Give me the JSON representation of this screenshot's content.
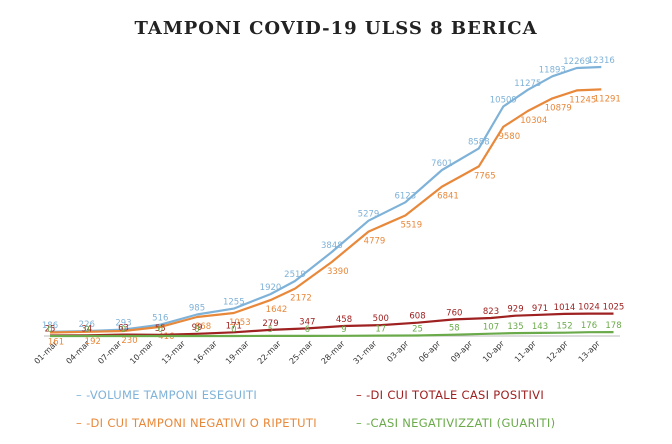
{
  "chart_data": {
    "type": "line",
    "title": "TAMPONI COVID-19 ULSS 8 BERICA",
    "xlabel": "",
    "ylabel": "",
    "ylim": [
      0,
      12500
    ],
    "grid": false,
    "legend_position": "bottom",
    "x_ticks": [
      "01-mar",
      "04-mar",
      "07-mar",
      "10-mar",
      "13-mar",
      "16-mar",
      "19-mar",
      "22-mar",
      "25-mar",
      "28-mar",
      "31-mar",
      "03-apr",
      "06-apr",
      "09-apr",
      "10-apr",
      "11-apr",
      "12-apr",
      "13-apr"
    ],
    "x_days": [
      0,
      3,
      6,
      9,
      12,
      15,
      18,
      21,
      24,
      27,
      30,
      33,
      36,
      39,
      40,
      41,
      42,
      43
    ],
    "series": [
      {
        "name": "-VOLUME TAMPONI ESEGUITI",
        "color": "#7fb2d8",
        "points": [
          [
            0,
            186
          ],
          [
            3,
            226
          ],
          [
            6,
            293
          ],
          [
            9,
            516
          ],
          [
            12,
            985
          ],
          [
            15,
            1255
          ],
          [
            18,
            1920
          ],
          [
            20,
            2519
          ],
          [
            23,
            3848
          ],
          [
            26,
            5279
          ],
          [
            29,
            6123
          ],
          [
            32,
            7601
          ],
          [
            35,
            8588
          ],
          [
            37,
            10509
          ],
          [
            39,
            11275
          ],
          [
            41,
            11893
          ],
          [
            43,
            12269
          ],
          [
            45,
            12316
          ]
        ],
        "labels": [
          "186",
          "226",
          "293",
          "516",
          "985",
          "1255",
          "1920",
          "2519",
          "3848",
          "5279",
          "6123",
          "7601",
          "8588",
          "10509",
          "11275",
          "11893",
          "12269",
          "12316"
        ]
      },
      {
        "name": "-DI CUI TAMPONI NEGATIVI O RIPETUTI",
        "color": "#e8883a",
        "points": [
          [
            0,
            161
          ],
          [
            3,
            192
          ],
          [
            6,
            230
          ],
          [
            9,
            416
          ],
          [
            12,
            868
          ],
          [
            15,
            1053
          ],
          [
            18,
            1642
          ],
          [
            20,
            2172
          ],
          [
            23,
            3390
          ],
          [
            26,
            4779
          ],
          [
            29,
            5519
          ],
          [
            32,
            6841
          ],
          [
            35,
            7765
          ],
          [
            37,
            9580
          ],
          [
            39,
            10304
          ],
          [
            41,
            10879
          ],
          [
            43,
            11245
          ],
          [
            45,
            11291
          ]
        ],
        "labels": [
          "161",
          "192",
          "230",
          "416",
          "868",
          "1053",
          "1642",
          "2172",
          "3390",
          "4779",
          "5519",
          "6841",
          "7765",
          "9580",
          "10304",
          "10879",
          "11245",
          "11291"
        ]
      },
      {
        "name": "-DI CUI TOTALE CASI POSITIVI",
        "color": "#9e2020",
        "points": [
          [
            0,
            25
          ],
          [
            3,
            34
          ],
          [
            6,
            63
          ],
          [
            9,
            55
          ],
          [
            12,
            99
          ],
          [
            15,
            171
          ],
          [
            18,
            279
          ],
          [
            21,
            347
          ],
          [
            24,
            458
          ],
          [
            27,
            500
          ],
          [
            30,
            608
          ],
          [
            33,
            760
          ],
          [
            36,
            823
          ],
          [
            38,
            929
          ],
          [
            40,
            971
          ],
          [
            42,
            1014
          ],
          [
            44,
            1024
          ],
          [
            46,
            1025
          ]
        ],
        "labels": [
          "25",
          "34",
          "63",
          "55",
          "99",
          "171",
          "279",
          "347",
          "458",
          "500",
          "608",
          "760",
          "823",
          "929",
          "971",
          "1014",
          "1024",
          "1025"
        ]
      },
      {
        "name": "-CASI NEGATIVIZZATI (GUARITI)",
        "color": "#6aaa4a",
        "points": [
          [
            0,
            0
          ],
          [
            3,
            0
          ],
          [
            6,
            0
          ],
          [
            9,
            0
          ],
          [
            12,
            0
          ],
          [
            15,
            0
          ],
          [
            18,
            5
          ],
          [
            21,
            6
          ],
          [
            24,
            9
          ],
          [
            27,
            17
          ],
          [
            30,
            25
          ],
          [
            33,
            58
          ],
          [
            36,
            107
          ],
          [
            38,
            135
          ],
          [
            40,
            143
          ],
          [
            42,
            152
          ],
          [
            44,
            176
          ],
          [
            46,
            178
          ]
        ],
        "labels": [
          "0",
          "0",
          "0",
          "0",
          "0",
          "0",
          "5",
          "6",
          "9",
          "17",
          "25",
          "58",
          "107",
          "135",
          "143",
          "152",
          "176",
          "178"
        ]
      }
    ]
  }
}
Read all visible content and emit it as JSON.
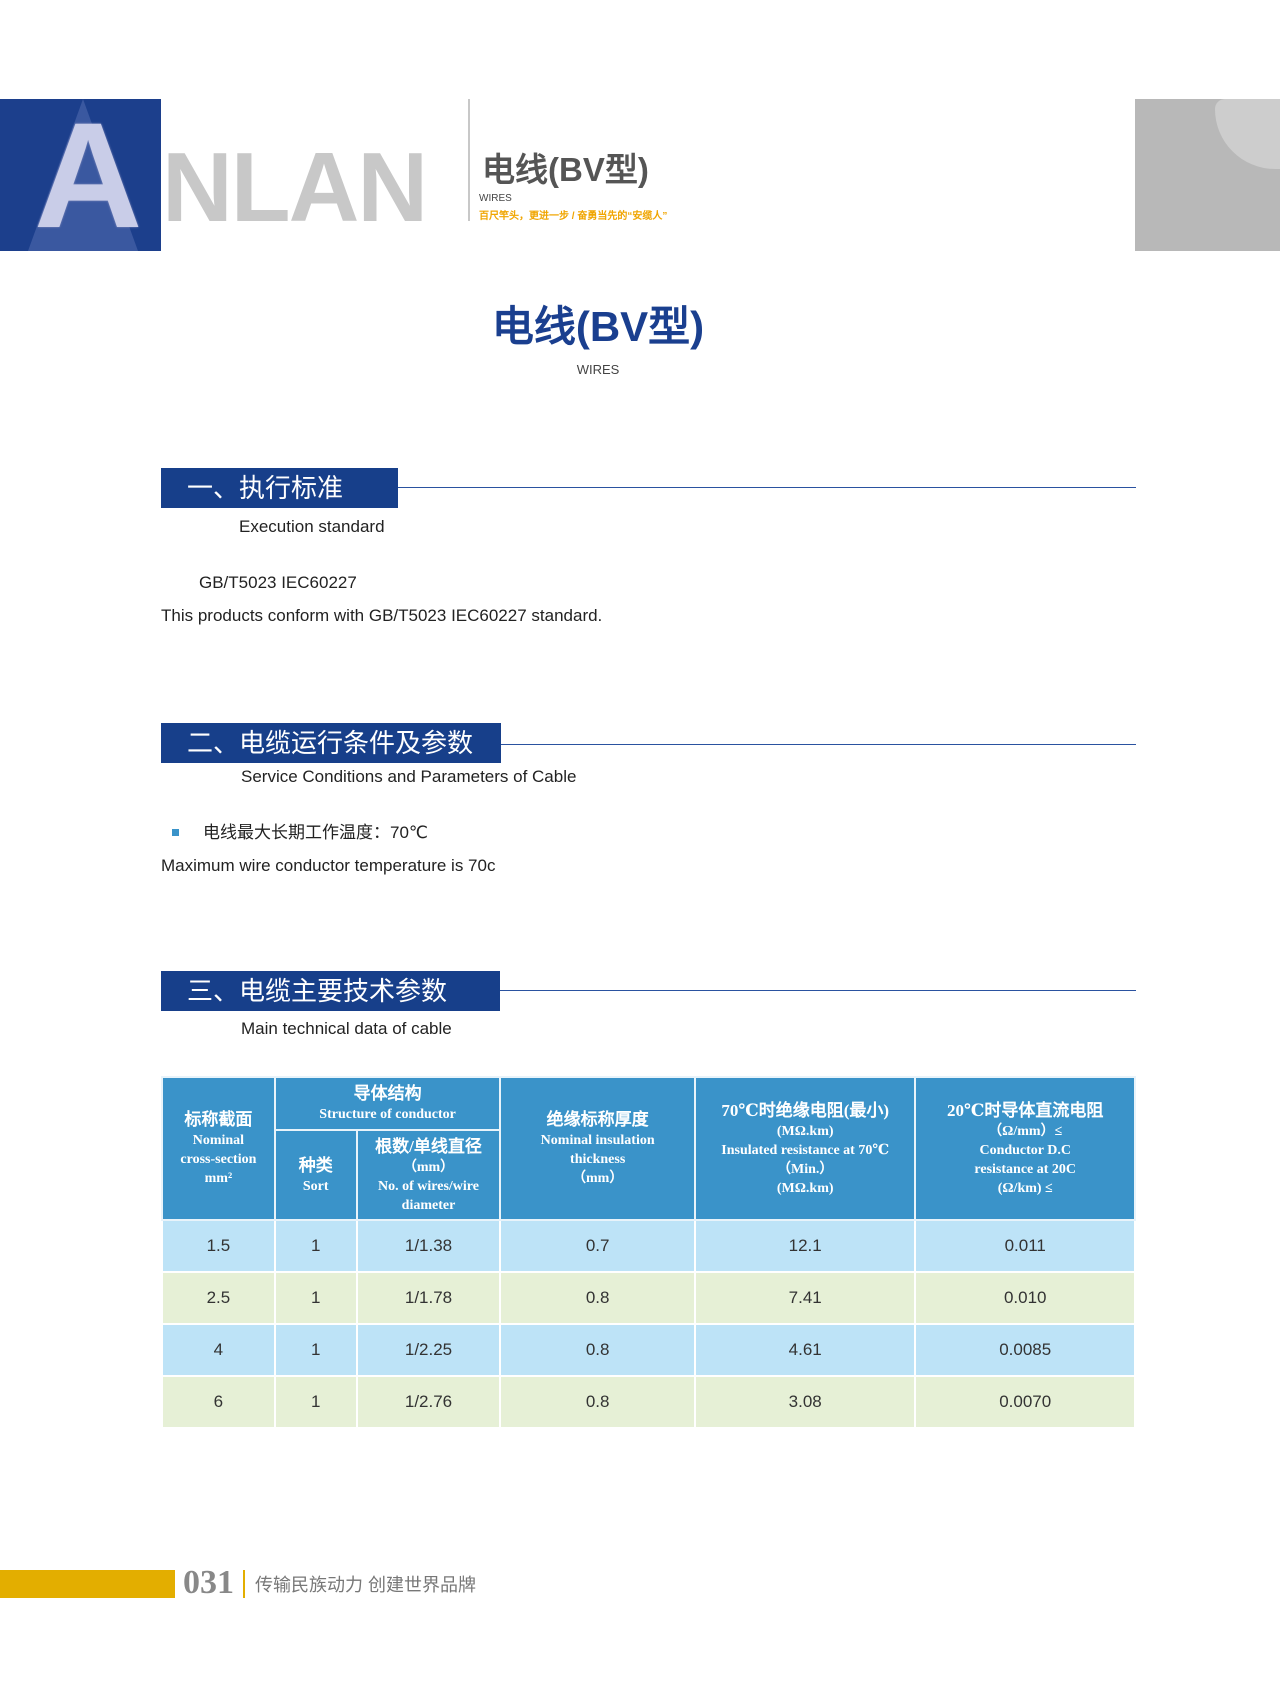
{
  "header": {
    "logo_text": "ANLAN",
    "logo_initial": "A",
    "logo_rest": "NLAN",
    "title": "电线(BV型)",
    "subtitle": "WIRES",
    "slogan": "百尺竿头，更进一步 / 奋勇当先的“安缆人”"
  },
  "main": {
    "title": "电线(BV型)",
    "subtitle": "WIRES"
  },
  "sections": [
    {
      "heading": "一、执行标准",
      "subheading": "Execution standard",
      "lines": [
        "GB/T5023  IEC60227",
        "This products conform with GB/T5023  IEC60227 standard."
      ]
    },
    {
      "heading": "二、电缆运行条件及参数",
      "subheading": "Service Conditions and Parameters of Cable",
      "bullet": "电线最大长期工作温度：70℃",
      "lines": [
        "Maximum wire conductor temperature is 70c"
      ]
    },
    {
      "heading": "三、电缆主要技术参数",
      "subheading": "Main technical data of cable"
    }
  ],
  "table": {
    "headers": {
      "cross_section": {
        "zh": "标称截面",
        "en1": "Nominal",
        "en2": "cross-section",
        "unit": "mm²"
      },
      "structure": {
        "zh": "导体结构",
        "en": "Structure of conductor"
      },
      "sort": {
        "zh": "种类",
        "en": "Sort"
      },
      "wires": {
        "zh": "根数/单线直径",
        "unit": "（mm）",
        "en1": "No. of wires/wire",
        "en2": "diameter"
      },
      "insulation": {
        "zh": "绝缘标称厚度",
        "en1": "Nominal insulation",
        "en2": "thickness",
        "unit": "（mm）"
      },
      "insulated_resistance": {
        "zh": "70℃时绝缘电阻(最小)",
        "unit1": "(MΩ.km)",
        "en": "Insulated resistance at 70℃",
        "min": "（Min.）",
        "unit2": "(MΩ.km)"
      },
      "dc_resistance": {
        "zh": "20℃时导体直流电阻",
        "unit1": "（Ω/mm）≤",
        "en1": "Conductor D.C",
        "en2": "resistance at 20C",
        "unit2": "(Ω/km) ≤"
      }
    },
    "rows": [
      [
        "1.5",
        "1",
        "1/1.38",
        "0.7",
        "12.1",
        "0.011"
      ],
      [
        "2.5",
        "1",
        "1/1.78",
        "0.8",
        "7.41",
        "0.010"
      ],
      [
        "4",
        "1",
        "1/2.25",
        "0.8",
        "4.61",
        "0.0085"
      ],
      [
        "6",
        "1",
        "1/2.76",
        "0.8",
        "3.08",
        "0.0070"
      ]
    ]
  },
  "footer": {
    "page_number": "031",
    "slogan": "传输民族动力  创建世界品牌"
  },
  "colors": {
    "brand_blue": "#173f8a",
    "table_header": "#3a93c9",
    "row_blue": "#bde3f7",
    "row_green": "#e6f0d6",
    "accent_gold": "#e3ae00"
  }
}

──────

▶ _Objective_
In the lines above, find each one with "JSON" and list it.

▶ _Solution for this task_
Give me the JSON representation of this screenshot's content.
Read all visible content and emit it as JSON.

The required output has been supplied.